**OBJECTIVE**: Give the count of lines containing the string "YEAR", with no other output.

begin EXERCISE DATA

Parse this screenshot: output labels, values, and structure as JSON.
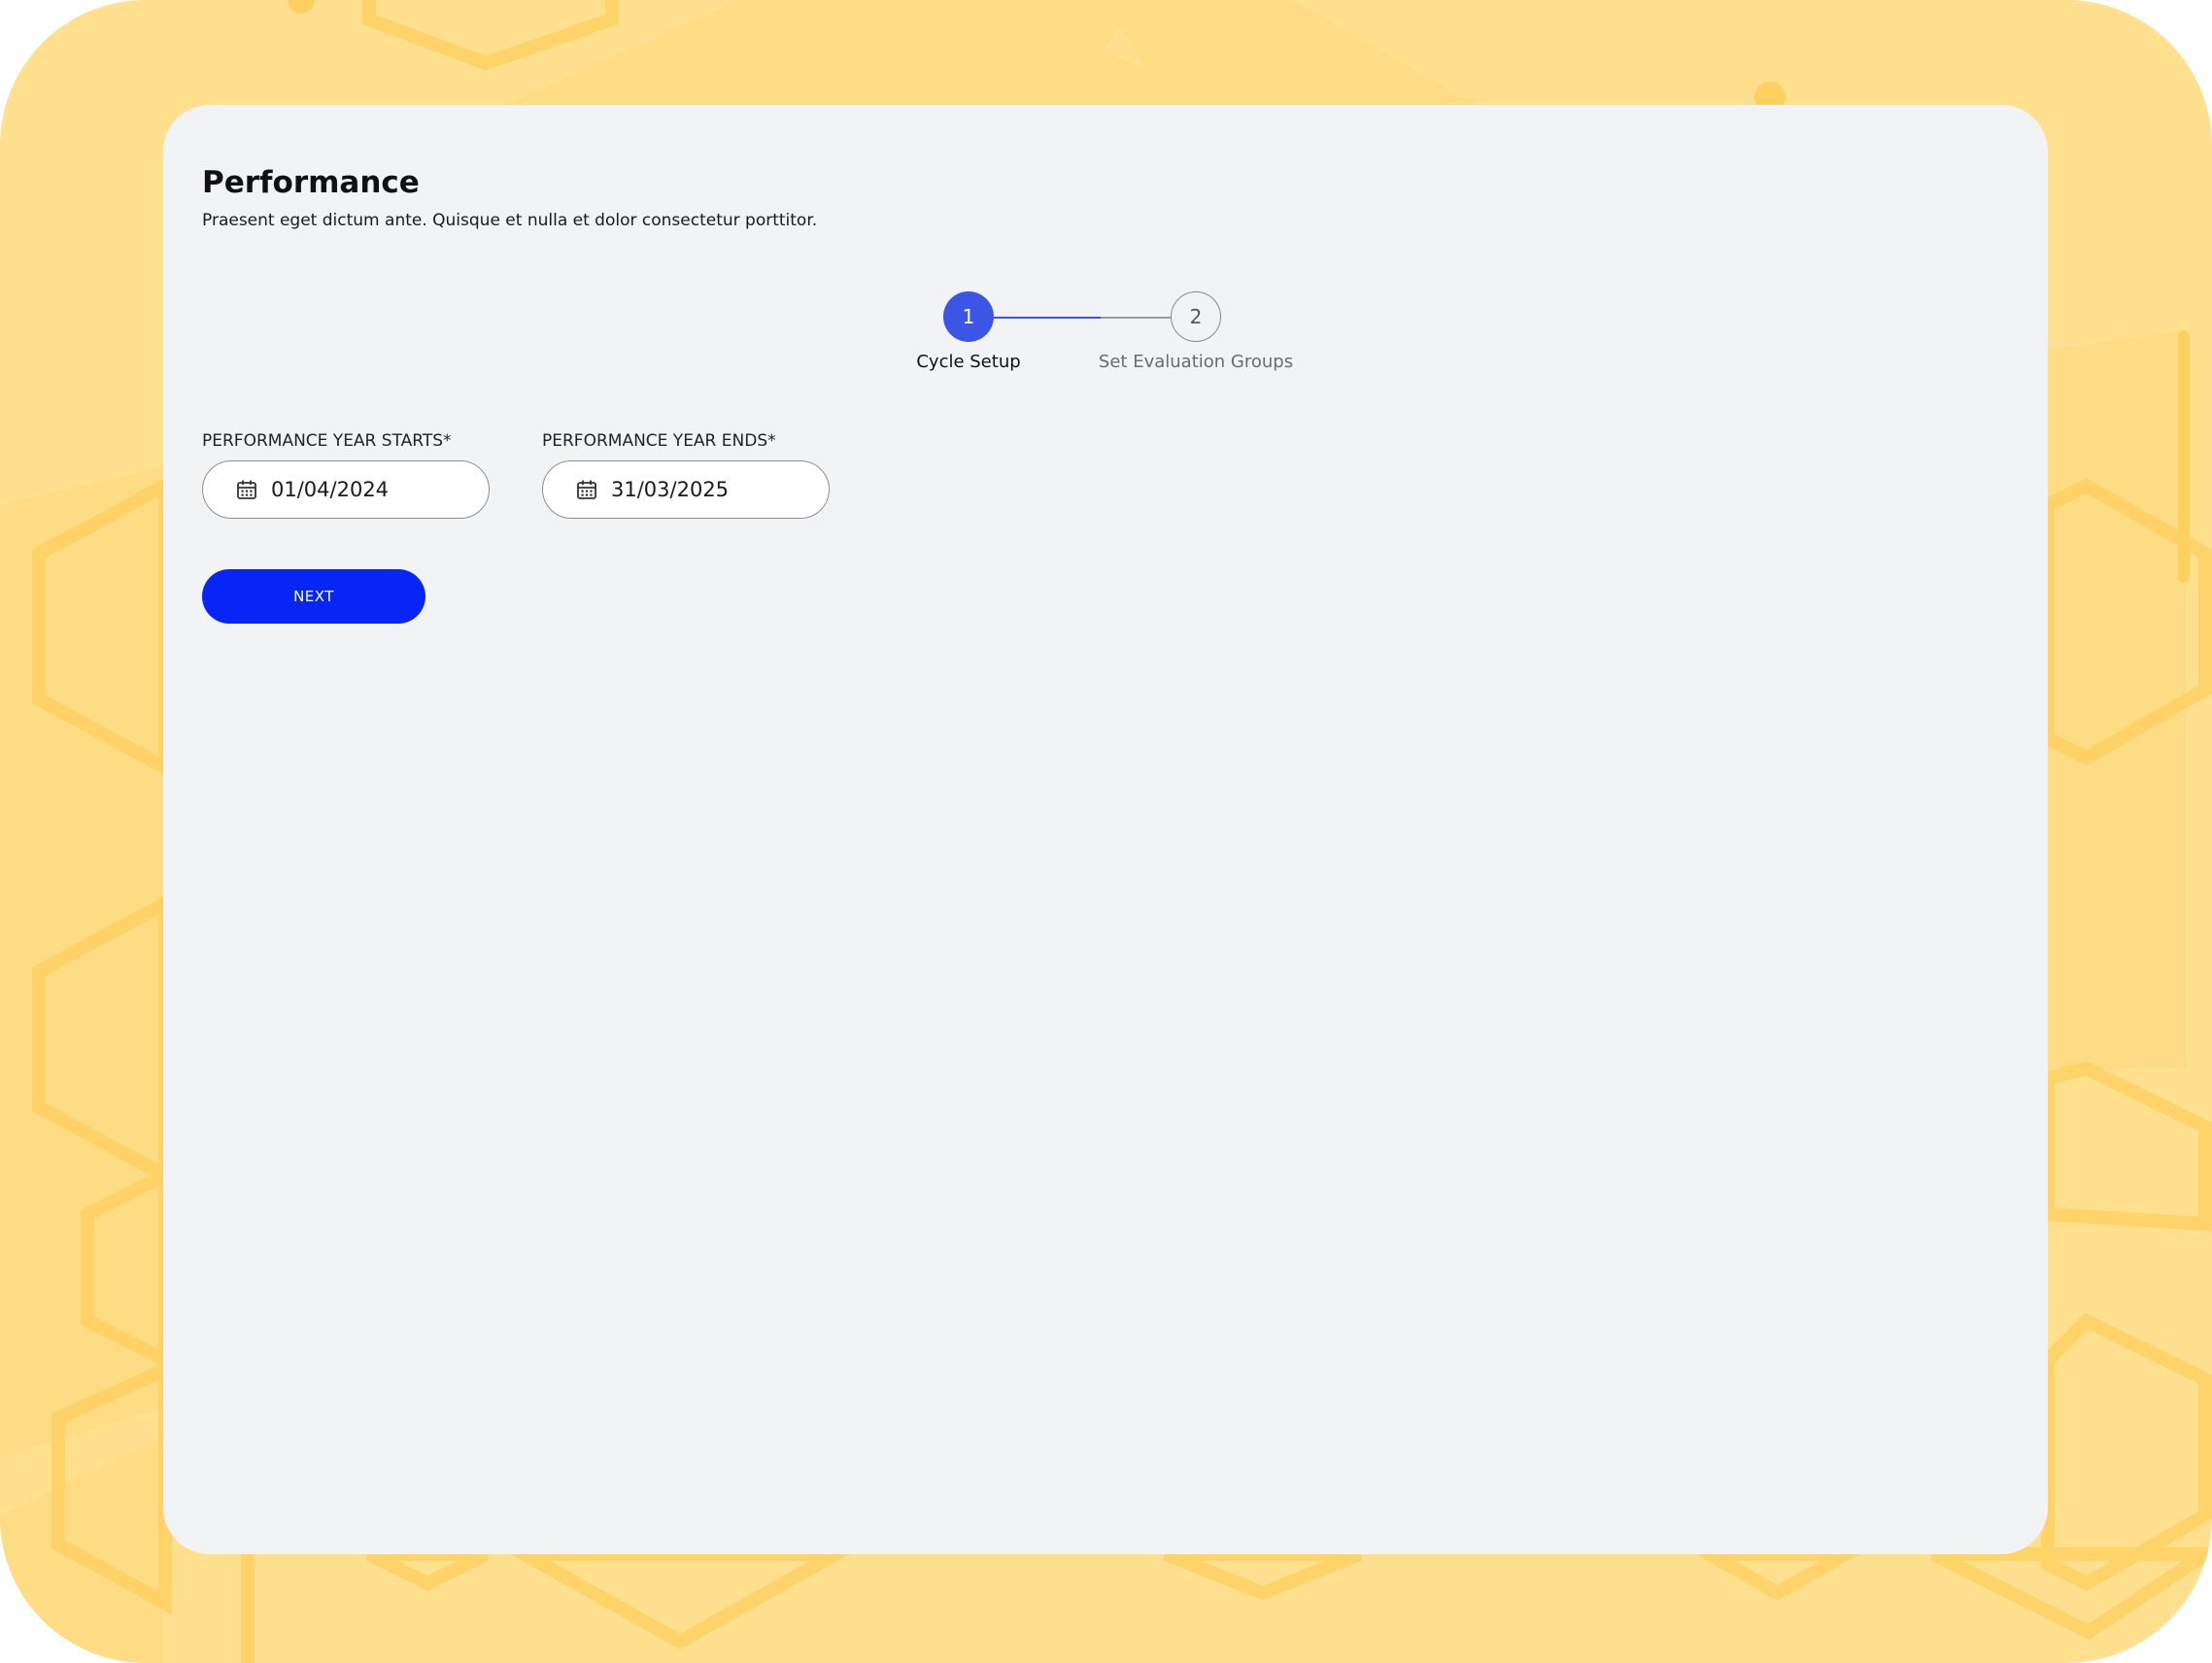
{
  "page": {
    "title": "Performance",
    "subtitle": "Praesent eget dictum ante. Quisque et nulla et dolor consectetur porttitor."
  },
  "stepper": {
    "steps": [
      {
        "number": "1",
        "label": "Cycle Setup",
        "state": "active"
      },
      {
        "number": "2",
        "label": "Set Evaluation Groups",
        "state": "upcoming"
      }
    ]
  },
  "form": {
    "start": {
      "label": "PERFORMANCE YEAR STARTS*",
      "value": "01/04/2024",
      "icon": "calendar-icon"
    },
    "end": {
      "label": "PERFORMANCE YEAR ENDS*",
      "value": "31/03/2025",
      "icon": "calendar-icon"
    }
  },
  "actions": {
    "next_label": "NEXT"
  },
  "colors": {
    "background": "#fee08f",
    "card": "#f2f3f5",
    "step_active": "#3b55e6",
    "primary_button": "#0726f5"
  }
}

end EXERCISE DATA

**EXERCISE RESULT**: 2